**Short problem 1:**
Print the lines of the entries from the first line through the line containing "text-line-4: 如：I’m Miss", keeping them identical.

**Supplied text:**
_ _ _ _ _ _ _

Generate Adjacency Matrix

Description

Compute the adjacency matrix of a (directed) igraph structure, preserving node/column/row names (and direction).

Usage

make_adjmatrix_graph(graph, directed = FALSE)

Arguments

graph

An igraph object. May be directed or weighted.

directed

logical. Whether directed information is passed to the adjacency matrix.

Value

An adjacency matrix compatible with generating an expression matrix

Author(s)

Tom Kelly [email protected]

See Also

See also generate_expression for computing the simulated data, make_sigma for computing the Sigma (Σ\Sigma) matrix, make_distance for computing distance from a graph object, make_state for resolving inhibiting states.

See also plot_directed for plotting graphs or heatmap.2 for plotting matrices.

See also make_laplacian or make_commonlink for computing input matrices.

See also igraph for handling graph objects.

Other graphsim functions: generate_expression(), make_commonlink, make_distance, make_laplacian, make_sigma, make_state, plot_directed()

Other graph conversion functions: make_commonlink, make_laplacian

Examples

# construct a synthetic graph module
library("igraph")
graph_test_edges <- rbind(c("A", "B"), c("B", "C"), c("B", "D"))
graph_test <- graph.edgelist(graph_test_edges, directed = TRUE)

# compute adjacency matrix for toy example
adjacency_matrix <- make_adjmatrix_graph(graph_test)
adjacency_matrix

# construct a synthetic graph network
graph_structure_edges <- rbind(c("A", "C"), c("B", "C"), c("C", "D"), c("D", "E"),
                               c("D", "F"), c("F", "G"), c("F", "I"), c("H", "I"))
graph_structure <- graph.edgelist(graph_structure_edges, directed = TRUE)
# compute adjacency matrix for toy network
graph_structure_adjacency_matrix <- make_adjmatrix_graph(graph_structure)
graph_structure_adjacency_matrix

# import graph from package for reactome pathway
# TGF-\eqn{\Beta} receptor signaling activates SMADs (R-HSA-2173789)
TGFBeta_Smad_graph <- identity(TGFBeta_Smad_graph)

# compute adjacency matrix for TGF-\eqn{\Beta} receptor signaling activates SMADs
TGFBeta_Smad_adjacency_matrix <- make_adjmatrix_graph(TGFBeta_Smad_graph)
dim(TGFBeta_Smad_adjacency_matrix)
TGFBeta_Smad_adjacency_matrix[1:12, 1:12]

Generate Distance Matrix

Description

Compute the distance matrix of using shortest paths of a (directed) igraph structure, normalising by the diameter of the network, preserving node/column/row names (and direction). This is used to compute the simulatted data for generate_expression (when dist = TRUE) by make_sigma_mat_dist_graph.

_ _ _ _ _ _ _

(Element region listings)

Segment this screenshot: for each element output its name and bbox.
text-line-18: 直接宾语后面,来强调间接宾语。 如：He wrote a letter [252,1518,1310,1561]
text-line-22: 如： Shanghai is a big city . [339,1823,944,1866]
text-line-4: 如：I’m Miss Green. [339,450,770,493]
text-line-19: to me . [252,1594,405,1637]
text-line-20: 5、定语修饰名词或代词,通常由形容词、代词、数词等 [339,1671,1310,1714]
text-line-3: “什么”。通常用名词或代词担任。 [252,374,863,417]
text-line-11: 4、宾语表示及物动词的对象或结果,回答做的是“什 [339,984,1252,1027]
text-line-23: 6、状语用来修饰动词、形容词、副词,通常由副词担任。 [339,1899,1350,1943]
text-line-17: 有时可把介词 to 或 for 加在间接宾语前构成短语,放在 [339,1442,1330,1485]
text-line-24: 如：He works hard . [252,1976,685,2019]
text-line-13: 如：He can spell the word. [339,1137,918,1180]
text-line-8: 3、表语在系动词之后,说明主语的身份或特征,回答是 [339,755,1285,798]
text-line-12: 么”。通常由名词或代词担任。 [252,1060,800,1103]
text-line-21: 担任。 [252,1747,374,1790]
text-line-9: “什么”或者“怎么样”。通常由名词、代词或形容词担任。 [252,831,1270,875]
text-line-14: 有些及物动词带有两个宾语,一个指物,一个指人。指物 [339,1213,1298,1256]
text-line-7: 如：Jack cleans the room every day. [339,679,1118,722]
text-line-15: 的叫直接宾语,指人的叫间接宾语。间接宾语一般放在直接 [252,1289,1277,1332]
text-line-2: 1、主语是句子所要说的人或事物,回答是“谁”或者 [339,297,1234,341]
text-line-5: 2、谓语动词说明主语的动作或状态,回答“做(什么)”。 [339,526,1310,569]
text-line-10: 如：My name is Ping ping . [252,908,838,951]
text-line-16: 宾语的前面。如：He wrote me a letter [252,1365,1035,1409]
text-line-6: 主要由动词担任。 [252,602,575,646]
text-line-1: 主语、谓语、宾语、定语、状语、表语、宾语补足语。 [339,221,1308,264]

_ _ _ _ _ _ _

**Short problem 2:**
In the adjacency matrix reference, rewrite the part that opens with the words containing "See also plot_directed" and closes with "make_sigma, make_state, plot_directed()", changing every "plot_directed" to "plot_graph".

**Task response 1:**
Segment this screenshot: for each element output its name and bbox.
text-line-18: 直接宾语后面,来强调间接宾语。 如：He wrote a letter [252,1518,1310,1561]
text-line-22: 如： Shanghai is a big city . [339,1823,944,1866]
text-line-4: 如：I’m Miss Green. [339,450,770,493]

**Task response 2:**
See also plot_graph for plotting graphs or heatmap.2 for plotting matrices.

See also make_laplacian or make_commonlink for computing input matrices.

See also igraph for handling graph objects.

Other graphsim functions: generate_expression(), make_commonlink, make_distance, make_laplacian, make_sigma, make_state, plot_graph()